• **Problem description**
In the central limit theorem notebook, condense the paragraph beginning "The general statement of the central limit theory" into a short bulleted list that keeps its main facts.

• **Supplied passage**
============================================================

Visualization of the Central Limit Theorem

1.11. Visualization of the Central Limit Theorem#

The general statement of the central limit theory (CLT) is that the sum of \(n\) random variables drawn from any pdf (or multiple pdfs) of finite variance \(\sigma^2\) tends as \(n\rightarrow\infty\) to be Gaussian distributed about the expectation value of the sum, with variance \(n\sigma^2\). (So we would scale the sum by \(1/\sqrt{n}\) to keep the variance fixed.) In this notebook we look visually at several consequences of the CLT.

# set up for plots in this notebook using matplotlib 
%matplotlib inline   

import scipy.stats as stats  # We'll use stats as our source of pdfs
import numpy as np

import matplotlib.pyplot as plt
import seaborn as sns; sns.set()  # nicer plots!

Limit of Poisson distribution is Gaussian#

One consequence of the CLT is that distributions such as the Binomial and Poisson distributions all tend to look like Gaussian distributions in the limit of a large number of drawings. Here we visualize how the Poisson distribution in the limit \(D \rightarrow \infty\) approaches a Gaussian distribution:

\[ p(N \mid D) = \frac{D^N e^{-D}}{N!} \stackrel{D\rightarrow\infty}{\longrightarrow} \frac{1}{\sqrt{2\pi D}}e^{-(N-D)^2/(2D)} \]

with \(N\) an integer. You will be asked to prove this limit in a later notebook.

============================================================

• **Data block**
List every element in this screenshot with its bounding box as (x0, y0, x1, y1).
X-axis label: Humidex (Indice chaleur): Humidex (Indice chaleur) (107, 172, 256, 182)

============================================================

• **Correct response**
- The sum of n random variables drawn from any pdf (or several pdfs) with finite variance σ² tends, as n → ∞, toward a Gaussian distribution.
- This Gaussian is centered on the expectation value of the sum and has variance nσ².
- Scaling the sum by 1/√n keeps the variance fixed.
- The notebook examines several consequences of the CLT visually.